___ EXTRACTED INFORMATION

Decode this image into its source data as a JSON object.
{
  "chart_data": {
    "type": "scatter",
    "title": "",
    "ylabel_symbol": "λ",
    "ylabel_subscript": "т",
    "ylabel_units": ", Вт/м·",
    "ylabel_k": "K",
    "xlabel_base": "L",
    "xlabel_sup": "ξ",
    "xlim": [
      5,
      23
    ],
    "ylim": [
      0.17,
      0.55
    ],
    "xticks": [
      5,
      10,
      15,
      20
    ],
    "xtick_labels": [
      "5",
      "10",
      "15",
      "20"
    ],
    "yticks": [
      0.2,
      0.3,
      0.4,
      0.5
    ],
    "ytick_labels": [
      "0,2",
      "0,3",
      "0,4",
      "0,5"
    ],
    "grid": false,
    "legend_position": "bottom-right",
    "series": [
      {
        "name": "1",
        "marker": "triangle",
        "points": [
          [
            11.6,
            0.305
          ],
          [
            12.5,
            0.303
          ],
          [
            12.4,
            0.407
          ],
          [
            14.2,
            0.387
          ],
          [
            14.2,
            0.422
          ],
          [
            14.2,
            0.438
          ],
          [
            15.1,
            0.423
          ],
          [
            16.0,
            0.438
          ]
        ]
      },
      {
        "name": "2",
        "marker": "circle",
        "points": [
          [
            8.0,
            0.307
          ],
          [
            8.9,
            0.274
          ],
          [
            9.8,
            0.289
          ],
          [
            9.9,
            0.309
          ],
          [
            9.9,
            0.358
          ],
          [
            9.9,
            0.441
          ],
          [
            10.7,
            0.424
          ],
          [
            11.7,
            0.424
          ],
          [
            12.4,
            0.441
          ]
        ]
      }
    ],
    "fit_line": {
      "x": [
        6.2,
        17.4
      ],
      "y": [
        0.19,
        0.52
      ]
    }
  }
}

______

GIVEN INSTRUCTION: Print out the whole listing exactly as it appears.

CORRECT RESULT:
Decode this image into its source data as a JSON object.
{
  "chart_data": {
    "type": "scatter",
    "title": "",
    "ylabel_symbol": "λ",
    "ylabel_subscript": "т",
    "ylabel_units": ", Вт/м·",
    "ylabel_k": "K",
    "xlabel_base": "L",
    "xlabel_sup": "ξ",
    "xlim": [
      5,
      23
    ],
    "ylim": [
      0.17,
      0.55
    ],
    "xticks": [
      5,
      10,
      15,
      20
    ],
    "xtick_labels": [
      "5",
      "10",
      "15",
      "20"
    ],
    "yticks": [
      0.2,
      0.3,
      0.4,
      0.5
    ],
    "ytick_labels": [
      "0,2",
      "0,3",
      "0,4",
      "0,5"
    ],
    "grid": false,
    "legend_position": "bottom-right",
    "series": [
      {
        "name": "1",
        "marker": "triangle",
        "points": [
          [
            11.6,
            0.305
          ],
          [
            12.5,
            0.303
          ],
          [
            12.4,
            0.407
          ],
          [
            14.2,
            0.387
          ],
          [
            14.2,
            0.422
          ],
          [
            14.2,
            0.438
          ],
          [
            15.1,
            0.423
          ],
          [
            16.0,
            0.438
          ]
        ]
      },
      {
        "name": "2",
        "marker": "circle",
        "points": [
          [
            8.0,
            0.307
          ],
          [
            8.9,
            0.274
          ],
          [
            9.8,
            0.289
          ],
          [
            9.9,
            0.309
          ],
          [
            9.9,
            0.358
          ],
          [
            9.9,
            0.441
          ],
          [
            10.7,
            0.424
          ],
          [
            11.7,
            0.424
          ],
          [
            12.4,
            0.441
          ]
        ]
      }
    ],
    "fit_line": {
      "x": [
        6.2,
        17.4
      ],
      "y": [
        0.19,
        0.52
      ]
    }
  }
}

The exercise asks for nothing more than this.